--- START ---

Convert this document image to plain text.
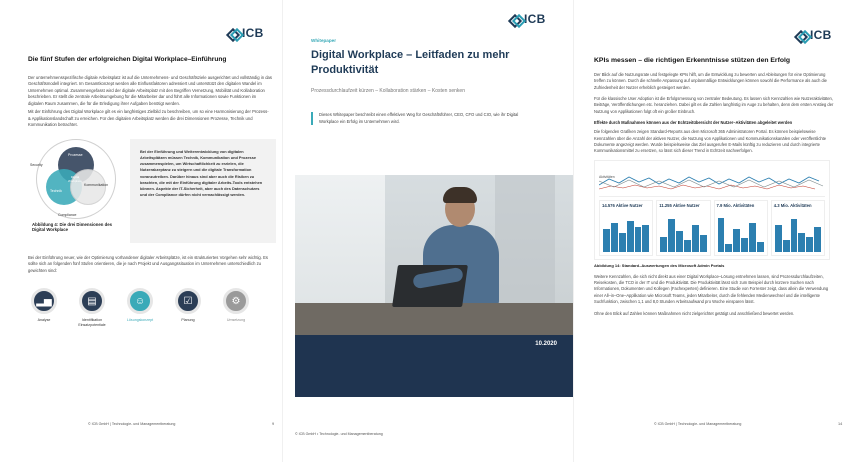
ICB
Die fünf Stufen der erfolgreichen Digital Workplace–Einführung

Der unternehmensspezifische digitale Arbeitsplatz ist auf die Unternehmens- und Geschäftsziele ausgerichtet und vollständig in das Geschäftsmodell integriert. Im Gesamtkonzept werden alle Einflussfaktoren adressiert und unterstützt den digitalen Wandel im Unternehmen optimal. Zusammengefasst wird der digitale Arbeitsplatz mit den Begriffen Vernetzung, Mobilität und Kollaboration beschrieben. Er stellt die zentrale Arbeitsumgebung für die Mitarbeiter dar und führt alle Informationen sowie Funktionen im digitalen Raum zusammen, die für die Erledigung ihrer Aufgaben benötigt werden.

Mit der Einführung des Digital Workplace gilt es ein langfristiges Zielbild zu beschreiben, um so eine Harmonisierung der Prozess- & Applikationslandschaft zu erreichen. Für den digitalen Arbeitsplatz werden die drei Dimensionen Prozesse, Technik und Kommunikation betrachtet.

Prozesse
Technik
Kommunikation
Digital Workplace
Security
Compliance
Abbildung 4: Die drei Dimensionen des Digital Workplace
Bei der Einführung und Weiterentwicklung von digitalen Arbeitsplätzen müssen Technik, Kommunikation und Prozesse zusammenspielen, um Wirtschaftlichkeit zu erzielen, die Nutzerakzeptanz zu steigern und die digitale Transformation voranzutreiben. Darüber hinaus sind aber auch die Risiken zu beachten, die mit der Einführung digitaler Arbeits-Tools entstehen können. Aspekte der IT-Sicherheit, aber auch des Datenschutzes und der Compliance dürfen nicht vernachlässigt werden.
Bei der Einführung neuer, wie der Optimierung vorhandener digitaler Arbeitsplätze, ist ein strukturiertes Vorgehen sehr wichtig. Es sollte sich an folgenden fünf Stufen orientieren, die je nach Projekt und Ausgangssituation im Unternehmen unterschiedlich zu gewichten sind:
▂▅
Analyse
▤
Identifikation Einsatzpotentiale
☺
Lösungskonzept
☑
Planung
⚙
Umsetzung
© ICB GmbH | Technologie- und Managementberatung	9
ICB
Whitepaper
Digital Workplace – Leitfaden zu mehr Produktivität
Prozessdurchlaufzeit kürzen – Kollaboration stärken – Kosten senken
Dieses Whitepaper beschreibt einen effektiven Weg für Geschäftsführer, CEO, CFO und CIO, wie ihr Digital Workplace ein Erfolg im Unternehmen wird.
10.2020
© ICB GmbH • Technologie- und Managementberatung
ICB
KPIs messen – die richtigen Erkenntnisse stützen den Erfolg

Der Blick auf die Nutzungsrate und festgelegte KPIs hilft, um die Entwicklung zu bewerten und Ableitungen für eine Optimierung treffen zu können. Durch die schnelle Anpassung auf unplanmäßige Entwicklungen können sowohl die Performance als auch die Zufriedenheit der Nutzer erheblich gesteigert werden.

Für die klassische User Adoption ist die Erfolgsmessung von zentraler Bedeutung. Es lassen sich Kennzahlen wie Nutzeraktivitäten, Beiträge, Veröffentlichungen etc. heranziehen. Dabei gilt es die Zahlen langfristig im Auge zu behalten, denn dem ersten Anstieg der Nutzung von Applikationen folgt oft ein großer Einbruch.

Effekte durch Maßnahmen können aus der Echtzeitübersicht der Nutzer–Aktivitäten abgeleitet werden

Die folgenden Grafiken zeigen Standard-Reports aus dem Microsoft 365 Administratoren Portal. Es können beispielsweise Kennzahlen über die Anzahl der aktiven Nutzer, die Nutzung von Applikationen und Kommunikationskanälen oder veröffentlichte Dokumente angezeigt werden. Wurde beispielsweise das Ziel ausgerufen E-Mails künftig zu reduzieren und durch integrierte Kommunikationsmittel zu ersetzen, so lässt sich dieser Trend in Echtzeit nachverfolgen.

Aktivitäten
14.576 Aktive Nutzer	11.255 Aktive Nutzer	7.9 Mio. Aktivitäten	4.3 Mio. Aktivitäten
Abbildung 14: Standard–Auswertungen des Microsoft Admin Portals

Weitere Kennzahlen, die sich nicht direkt aus einer Digital Workplace–Lösung entnehmen lassen, sind Prozessdurchlaufzeiten, Reisekosten, die TCO in der IT und die Produktivität. Die Produktivität lässt sich zum Beispiel durch kürzere Suchen nach Informationen, Dokumenten und Kollegen (Fachexperten) definieren. Eine Studie von Forrester zeigt, dass allein die Verwendung einer All–in–One–Applikation wie Microsoft Teams, jeden Mitarbeiter, durch die fehlenden Medienwechsel und die intelligente Suchfunktion, zwischen 1,1 und 8,0 Stunden Arbeitsaufwand pro Woche einsparen lässt.

Ohne den Blick auf Zahlen können Maßnahmen nicht zielgerichtet getätigt und anschließend bewertet werden.

© ICB GmbH | Technologie- und Managementberatung	14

--- END ---

Stated exercise:
Find the count of lines in the data above where the string "Dimensionen" occurs. Provide that number alone.

Response below:
2